**Extracted records**
------------------------------
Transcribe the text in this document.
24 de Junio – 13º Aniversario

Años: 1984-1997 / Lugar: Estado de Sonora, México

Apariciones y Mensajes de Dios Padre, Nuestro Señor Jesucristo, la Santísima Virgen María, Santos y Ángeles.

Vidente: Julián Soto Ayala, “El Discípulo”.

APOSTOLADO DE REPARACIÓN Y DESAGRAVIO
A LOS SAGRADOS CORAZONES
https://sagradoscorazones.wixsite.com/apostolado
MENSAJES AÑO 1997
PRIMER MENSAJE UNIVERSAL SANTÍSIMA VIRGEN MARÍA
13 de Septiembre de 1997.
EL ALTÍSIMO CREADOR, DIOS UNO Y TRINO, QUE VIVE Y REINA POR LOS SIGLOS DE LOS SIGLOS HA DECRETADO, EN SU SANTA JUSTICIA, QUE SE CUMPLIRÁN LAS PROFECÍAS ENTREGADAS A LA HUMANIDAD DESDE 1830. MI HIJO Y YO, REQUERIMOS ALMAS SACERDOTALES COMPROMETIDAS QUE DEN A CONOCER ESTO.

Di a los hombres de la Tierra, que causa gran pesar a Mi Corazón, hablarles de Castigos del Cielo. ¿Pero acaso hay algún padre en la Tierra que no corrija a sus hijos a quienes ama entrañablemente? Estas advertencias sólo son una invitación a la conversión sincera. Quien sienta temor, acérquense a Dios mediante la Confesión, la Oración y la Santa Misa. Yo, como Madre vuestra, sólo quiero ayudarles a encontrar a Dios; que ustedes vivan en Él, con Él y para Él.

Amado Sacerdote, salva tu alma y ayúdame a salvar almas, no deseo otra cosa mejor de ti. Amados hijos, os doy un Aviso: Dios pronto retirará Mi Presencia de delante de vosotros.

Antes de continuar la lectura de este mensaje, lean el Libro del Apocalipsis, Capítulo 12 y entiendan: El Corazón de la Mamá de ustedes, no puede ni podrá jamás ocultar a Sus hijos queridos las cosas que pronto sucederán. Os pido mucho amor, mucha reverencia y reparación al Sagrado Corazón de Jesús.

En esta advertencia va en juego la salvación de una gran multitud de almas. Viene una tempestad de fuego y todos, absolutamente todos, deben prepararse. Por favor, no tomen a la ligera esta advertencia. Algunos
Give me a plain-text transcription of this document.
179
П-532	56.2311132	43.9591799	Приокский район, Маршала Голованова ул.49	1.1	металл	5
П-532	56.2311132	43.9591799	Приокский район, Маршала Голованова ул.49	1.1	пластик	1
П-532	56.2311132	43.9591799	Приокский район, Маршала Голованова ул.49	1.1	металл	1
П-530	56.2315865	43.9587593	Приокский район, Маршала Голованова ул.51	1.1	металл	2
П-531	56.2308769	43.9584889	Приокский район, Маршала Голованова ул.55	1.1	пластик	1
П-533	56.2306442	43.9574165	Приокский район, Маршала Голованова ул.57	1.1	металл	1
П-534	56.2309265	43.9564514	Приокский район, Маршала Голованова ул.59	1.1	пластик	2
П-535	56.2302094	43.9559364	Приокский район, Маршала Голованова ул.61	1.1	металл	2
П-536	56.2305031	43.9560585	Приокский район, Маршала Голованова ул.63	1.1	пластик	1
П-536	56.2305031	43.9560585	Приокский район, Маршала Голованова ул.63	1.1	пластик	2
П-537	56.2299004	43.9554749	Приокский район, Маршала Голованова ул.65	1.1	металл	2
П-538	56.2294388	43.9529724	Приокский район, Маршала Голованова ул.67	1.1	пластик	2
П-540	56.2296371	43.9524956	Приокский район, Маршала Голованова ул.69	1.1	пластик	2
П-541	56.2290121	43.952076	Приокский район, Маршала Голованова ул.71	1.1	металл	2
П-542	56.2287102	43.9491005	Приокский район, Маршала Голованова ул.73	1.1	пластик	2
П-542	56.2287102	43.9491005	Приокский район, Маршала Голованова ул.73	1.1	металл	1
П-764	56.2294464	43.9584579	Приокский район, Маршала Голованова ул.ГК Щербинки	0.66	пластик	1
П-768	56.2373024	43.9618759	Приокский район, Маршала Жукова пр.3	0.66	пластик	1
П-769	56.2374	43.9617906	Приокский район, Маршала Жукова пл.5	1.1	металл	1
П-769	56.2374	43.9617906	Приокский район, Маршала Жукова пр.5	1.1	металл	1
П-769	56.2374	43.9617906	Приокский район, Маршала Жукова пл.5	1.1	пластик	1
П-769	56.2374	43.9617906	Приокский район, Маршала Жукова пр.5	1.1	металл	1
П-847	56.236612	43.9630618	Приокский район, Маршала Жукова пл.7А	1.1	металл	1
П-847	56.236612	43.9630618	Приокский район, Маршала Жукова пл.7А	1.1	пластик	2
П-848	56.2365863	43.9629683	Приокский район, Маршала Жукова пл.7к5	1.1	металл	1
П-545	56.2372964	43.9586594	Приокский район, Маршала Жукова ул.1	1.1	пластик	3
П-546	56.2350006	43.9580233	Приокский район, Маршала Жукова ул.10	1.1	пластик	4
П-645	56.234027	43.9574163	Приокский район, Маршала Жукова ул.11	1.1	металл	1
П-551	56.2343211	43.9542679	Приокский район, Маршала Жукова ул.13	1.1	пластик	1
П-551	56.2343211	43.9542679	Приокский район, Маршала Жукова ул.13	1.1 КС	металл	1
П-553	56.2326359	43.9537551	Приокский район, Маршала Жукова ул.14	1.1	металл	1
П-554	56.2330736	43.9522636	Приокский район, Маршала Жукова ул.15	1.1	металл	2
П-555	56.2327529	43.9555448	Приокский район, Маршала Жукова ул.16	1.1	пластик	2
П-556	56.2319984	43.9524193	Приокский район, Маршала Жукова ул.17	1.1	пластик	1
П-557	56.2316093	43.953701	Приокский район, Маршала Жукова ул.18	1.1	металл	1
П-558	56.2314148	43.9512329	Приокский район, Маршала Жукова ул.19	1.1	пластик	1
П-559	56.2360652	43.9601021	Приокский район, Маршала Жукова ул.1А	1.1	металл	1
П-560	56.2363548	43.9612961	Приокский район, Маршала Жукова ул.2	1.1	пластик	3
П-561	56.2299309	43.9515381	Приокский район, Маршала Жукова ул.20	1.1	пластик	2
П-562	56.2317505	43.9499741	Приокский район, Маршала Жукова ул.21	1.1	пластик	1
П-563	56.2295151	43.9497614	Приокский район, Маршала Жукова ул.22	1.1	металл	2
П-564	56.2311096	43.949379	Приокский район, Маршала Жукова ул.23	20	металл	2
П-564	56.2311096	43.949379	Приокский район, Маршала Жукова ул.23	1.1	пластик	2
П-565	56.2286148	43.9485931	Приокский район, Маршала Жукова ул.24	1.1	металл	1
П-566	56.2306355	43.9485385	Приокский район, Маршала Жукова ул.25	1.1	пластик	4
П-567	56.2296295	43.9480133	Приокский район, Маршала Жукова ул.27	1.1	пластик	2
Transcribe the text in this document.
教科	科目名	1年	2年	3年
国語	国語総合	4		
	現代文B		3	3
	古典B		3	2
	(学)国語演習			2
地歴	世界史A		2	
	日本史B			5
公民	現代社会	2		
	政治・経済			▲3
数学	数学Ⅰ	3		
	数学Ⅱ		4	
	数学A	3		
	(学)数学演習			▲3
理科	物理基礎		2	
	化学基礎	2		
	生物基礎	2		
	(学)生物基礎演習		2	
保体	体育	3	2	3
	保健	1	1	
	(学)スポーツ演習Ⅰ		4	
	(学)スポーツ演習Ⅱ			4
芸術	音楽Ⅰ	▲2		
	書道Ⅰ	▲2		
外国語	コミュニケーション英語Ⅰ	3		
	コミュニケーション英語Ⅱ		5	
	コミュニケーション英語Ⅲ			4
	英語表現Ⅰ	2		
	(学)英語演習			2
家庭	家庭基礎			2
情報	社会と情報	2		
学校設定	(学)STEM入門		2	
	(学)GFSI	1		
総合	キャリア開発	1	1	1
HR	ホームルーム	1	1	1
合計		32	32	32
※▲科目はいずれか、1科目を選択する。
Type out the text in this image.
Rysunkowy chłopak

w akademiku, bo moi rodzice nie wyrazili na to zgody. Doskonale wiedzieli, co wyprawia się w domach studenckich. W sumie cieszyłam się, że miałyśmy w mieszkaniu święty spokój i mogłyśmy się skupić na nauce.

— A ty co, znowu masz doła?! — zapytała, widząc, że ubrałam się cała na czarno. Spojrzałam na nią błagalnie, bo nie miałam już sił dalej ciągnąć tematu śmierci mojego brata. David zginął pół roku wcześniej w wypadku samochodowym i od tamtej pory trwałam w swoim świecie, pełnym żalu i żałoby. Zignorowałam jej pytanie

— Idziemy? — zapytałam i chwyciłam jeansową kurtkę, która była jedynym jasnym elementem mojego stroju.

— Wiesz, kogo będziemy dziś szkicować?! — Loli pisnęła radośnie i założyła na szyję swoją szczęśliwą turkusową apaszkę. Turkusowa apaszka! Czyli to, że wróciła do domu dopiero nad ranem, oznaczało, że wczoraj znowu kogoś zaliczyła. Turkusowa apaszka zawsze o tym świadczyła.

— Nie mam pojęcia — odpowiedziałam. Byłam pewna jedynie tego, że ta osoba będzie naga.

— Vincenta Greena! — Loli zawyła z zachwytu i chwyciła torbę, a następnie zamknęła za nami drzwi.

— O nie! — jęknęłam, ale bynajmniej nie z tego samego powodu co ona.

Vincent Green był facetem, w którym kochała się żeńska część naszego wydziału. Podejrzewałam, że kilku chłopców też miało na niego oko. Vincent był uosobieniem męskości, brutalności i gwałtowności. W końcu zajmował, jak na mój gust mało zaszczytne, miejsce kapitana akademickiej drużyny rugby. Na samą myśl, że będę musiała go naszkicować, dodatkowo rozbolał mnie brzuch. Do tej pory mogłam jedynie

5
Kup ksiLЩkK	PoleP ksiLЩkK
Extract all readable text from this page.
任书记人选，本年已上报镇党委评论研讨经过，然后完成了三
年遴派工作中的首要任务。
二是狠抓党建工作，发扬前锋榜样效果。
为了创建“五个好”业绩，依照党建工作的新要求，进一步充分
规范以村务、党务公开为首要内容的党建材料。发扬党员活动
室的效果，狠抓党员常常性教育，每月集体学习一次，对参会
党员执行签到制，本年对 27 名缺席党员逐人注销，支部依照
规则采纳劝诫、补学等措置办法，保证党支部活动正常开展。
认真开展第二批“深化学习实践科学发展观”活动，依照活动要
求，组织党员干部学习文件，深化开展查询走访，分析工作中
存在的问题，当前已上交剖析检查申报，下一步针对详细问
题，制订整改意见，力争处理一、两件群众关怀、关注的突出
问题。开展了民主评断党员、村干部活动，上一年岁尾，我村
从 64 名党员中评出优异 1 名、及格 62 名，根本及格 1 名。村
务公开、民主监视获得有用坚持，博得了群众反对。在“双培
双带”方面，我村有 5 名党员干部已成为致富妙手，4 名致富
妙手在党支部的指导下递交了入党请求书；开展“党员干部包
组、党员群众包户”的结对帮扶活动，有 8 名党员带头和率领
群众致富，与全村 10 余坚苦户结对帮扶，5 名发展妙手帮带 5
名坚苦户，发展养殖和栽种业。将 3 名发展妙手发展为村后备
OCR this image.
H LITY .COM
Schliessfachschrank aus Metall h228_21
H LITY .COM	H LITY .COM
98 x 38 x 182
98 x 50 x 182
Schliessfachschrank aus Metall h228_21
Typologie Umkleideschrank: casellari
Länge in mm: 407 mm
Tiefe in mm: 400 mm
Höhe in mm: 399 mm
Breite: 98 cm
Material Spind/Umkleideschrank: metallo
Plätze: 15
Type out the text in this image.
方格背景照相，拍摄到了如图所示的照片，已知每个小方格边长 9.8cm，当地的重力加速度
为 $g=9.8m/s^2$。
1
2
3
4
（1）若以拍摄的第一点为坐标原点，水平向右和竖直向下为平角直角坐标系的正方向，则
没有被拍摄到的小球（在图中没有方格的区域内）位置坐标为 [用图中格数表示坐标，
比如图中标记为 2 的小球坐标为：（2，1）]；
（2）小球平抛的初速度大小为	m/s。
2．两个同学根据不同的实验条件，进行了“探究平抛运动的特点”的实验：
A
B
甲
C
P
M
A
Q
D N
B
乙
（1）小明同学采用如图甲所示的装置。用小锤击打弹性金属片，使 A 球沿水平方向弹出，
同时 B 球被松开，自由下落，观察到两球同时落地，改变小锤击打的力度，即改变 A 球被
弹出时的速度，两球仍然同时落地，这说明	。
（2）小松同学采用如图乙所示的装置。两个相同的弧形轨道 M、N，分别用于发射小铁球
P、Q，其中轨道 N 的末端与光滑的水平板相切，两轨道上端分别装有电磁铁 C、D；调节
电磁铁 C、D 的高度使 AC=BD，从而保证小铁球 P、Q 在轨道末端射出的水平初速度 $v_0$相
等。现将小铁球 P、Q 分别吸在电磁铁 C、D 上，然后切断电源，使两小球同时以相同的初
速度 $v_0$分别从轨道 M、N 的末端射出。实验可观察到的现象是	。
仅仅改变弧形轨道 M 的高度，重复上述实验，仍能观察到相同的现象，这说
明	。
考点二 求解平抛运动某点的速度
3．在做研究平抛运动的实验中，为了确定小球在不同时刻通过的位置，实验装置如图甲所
------------------------------
**Problem description**
Lines holding the word "Loli" in the entries above are the ones to pull out. Copy them all.

**Correct output**
— Wiesz, kogo będziemy dziś szkicować?! — Loli pisnęła radośnie i założyła na szyję swoją szczęśliwą turkusową apaszkę. Turkusowa apaszka! Czyli to, że wróciła do domu dopiero nad ranem, oznaczało, że wczoraj znowu kogoś zaliczyła. Turkusowa apaszka zawsze o tym świadczyła.
— Vincenta Greena! — Loli zawyła z zachwytu i chwyciła torbę, a następnie zamknęła za nami drzwi.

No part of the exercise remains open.